= Available records =
[Start]
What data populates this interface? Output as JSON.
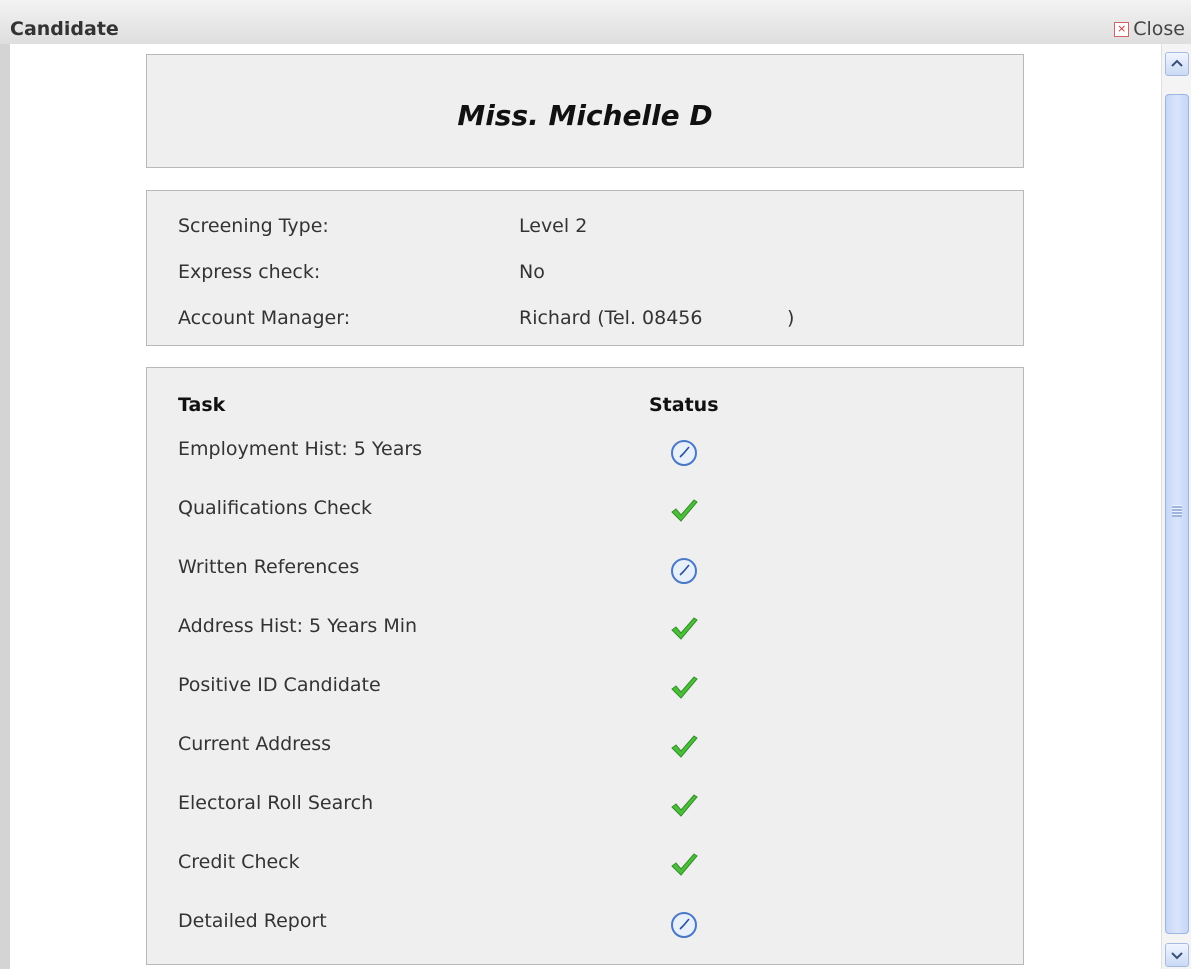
{
  "window": {
    "title": "Candidate",
    "close_label": "Close"
  },
  "candidate": {
    "name": "Miss. Michelle D"
  },
  "info": [
    {
      "label": "Screening Type:",
      "value": "Level 2"
    },
    {
      "label": "Express check:",
      "value": "No"
    },
    {
      "label": "Account Manager:",
      "value": "Richard (Tel. 08456              )"
    }
  ],
  "tasks": {
    "header_task": "Task",
    "header_status": "Status",
    "rows": [
      {
        "name": "Employment Hist: 5 Years",
        "status": "pending"
      },
      {
        "name": "Qualifications Check",
        "status": "complete"
      },
      {
        "name": "Written References",
        "status": "pending"
      },
      {
        "name": "Address Hist: 5 Years Min",
        "status": "complete"
      },
      {
        "name": "Positive ID Candidate",
        "status": "complete"
      },
      {
        "name": "Current Address",
        "status": "complete"
      },
      {
        "name": "Electoral Roll Search",
        "status": "complete"
      },
      {
        "name": "Credit Check",
        "status": "complete"
      },
      {
        "name": "Detailed Report",
        "status": "pending"
      }
    ]
  },
  "icons": {
    "pending": "clock-icon",
    "complete": "checkmark-icon"
  },
  "colors": {
    "pending": "#4a78c8",
    "complete": "#4cbf3a"
  }
}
[End]
= Stated problem =
All of the data needs repeating exactly, but the pictures do not.

= Problem solution =
What data populates this interface? Output as JSON.
{
  "window": {
    "title": "Candidate",
    "close_label": "Close"
  },
  "candidate": {
    "name": "Miss. Michelle D"
  },
  "info": [
    {
      "label": "Screening Type:",
      "value": "Level 2"
    },
    {
      "label": "Express check:",
      "value": "No"
    },
    {
      "label": "Account Manager:",
      "value": "Richard (Tel. 08456              )"
    }
  ],
  "tasks": {
    "header_task": "Task",
    "header_status": "Status",
    "rows": [
      {
        "name": "Employment Hist: 5 Years",
        "status": "pending"
      },
      {
        "name": "Qualifications Check",
        "status": "complete"
      },
      {
        "name": "Written References",
        "status": "pending"
      },
      {
        "name": "Address Hist: 5 Years Min",
        "status": "complete"
      },
      {
        "name": "Positive ID Candidate",
        "status": "complete"
      },
      {
        "name": "Current Address",
        "status": "complete"
      },
      {
        "name": "Electoral Roll Search",
        "status": "complete"
      },
      {
        "name": "Credit Check",
        "status": "complete"
      },
      {
        "name": "Detailed Report",
        "status": "pending"
      }
    ]
  },
  "icons": {
    "pending": "clock-icon",
    "complete": "checkmark-icon"
  },
  "colors": {
    "pending": "#4a78c8",
    "complete": "#4cbf3a"
  }
}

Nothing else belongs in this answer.